# [Objective]
Transcribe the data in full and exactly, omitting any pictures.

======== Data to use ========

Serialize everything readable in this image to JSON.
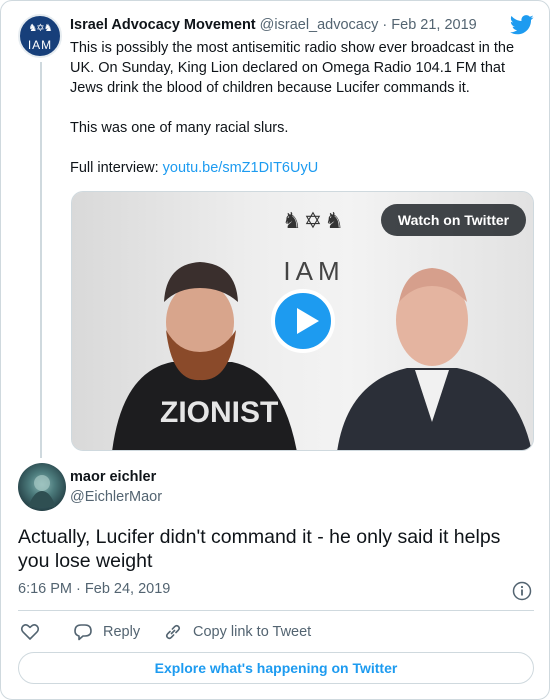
{
  "parent_tweet": {
    "avatar_icon": "iam-logo-icon",
    "avatar_label": "IAM",
    "name": "Israel Advocacy Movement",
    "handle": "@israel_advocacy",
    "separator": "·",
    "date": "Feb 21, 2019",
    "platform_icon": "twitter-bird-icon",
    "text_line1": "This is possibly the most antisemitic radio show ever broadcast in the UK. On Sunday, King Lion declared on Omega Radio 104.1 FM that Jews drink the blood of children because Lucifer commands it.",
    "text_line2": "This was one of many racial slurs.",
    "interview_prefix": "Full interview: ",
    "interview_link": "youtu.be/smZ1DIT6UyU",
    "video": {
      "watch_label": "Watch on Twitter",
      "play_icon": "play-icon",
      "backdrop_text": "IAM",
      "shirt_text": "ZIONIST"
    }
  },
  "reply_tweet": {
    "name": "maor eichler",
    "handle": "@EichlerMaor",
    "text": "Actually, Lucifer didn't command it - he only said it helps you lose weight",
    "time": "6:16 PM",
    "separator": "·",
    "date": "Feb 24, 2019",
    "info_icon": "info-icon"
  },
  "actions": {
    "like_icon": "heart-icon",
    "reply_label": "Reply",
    "reply_icon": "reply-icon",
    "copy_label": "Copy link to Tweet",
    "copy_icon": "link-icon"
  },
  "footer": {
    "explore_label": "Explore what's happening on Twitter"
  },
  "colors": {
    "accent": "#1d9bf0",
    "text": "#0f1419",
    "secondary": "#536471",
    "border": "#cfd9de"
  }
}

========

# [Answer to the task]
Serialize everything readable in this image to JSON.
{
  "parent_tweet": {
    "avatar_icon": "iam-logo-icon",
    "avatar_label": "IAM",
    "name": "Israel Advocacy Movement",
    "handle": "@israel_advocacy",
    "separator": "·",
    "date": "Feb 21, 2019",
    "platform_icon": "twitter-bird-icon",
    "text_line1": "This is possibly the most antisemitic radio show ever broadcast in the UK. On Sunday, King Lion declared on Omega Radio 104.1 FM that Jews drink the blood of children because Lucifer commands it.",
    "text_line2": "This was one of many racial slurs.",
    "interview_prefix": "Full interview: ",
    "interview_link": "youtu.be/smZ1DIT6UyU",
    "video": {
      "watch_label": "Watch on Twitter",
      "play_icon": "play-icon",
      "backdrop_text": "IAM",
      "shirt_text": "ZIONIST"
    }
  },
  "reply_tweet": {
    "name": "maor eichler",
    "handle": "@EichlerMaor",
    "text": "Actually, Lucifer didn't command it - he only said it helps you lose weight",
    "time": "6:16 PM",
    "separator": "·",
    "date": "Feb 24, 2019",
    "info_icon": "info-icon"
  },
  "actions": {
    "like_icon": "heart-icon",
    "reply_label": "Reply",
    "reply_icon": "reply-icon",
    "copy_label": "Copy link to Tweet",
    "copy_icon": "link-icon"
  },
  "footer": {
    "explore_label": "Explore what's happening on Twitter"
  },
  "colors": {
    "accent": "#1d9bf0",
    "text": "#0f1419",
    "secondary": "#536471",
    "border": "#cfd9de"
  }
}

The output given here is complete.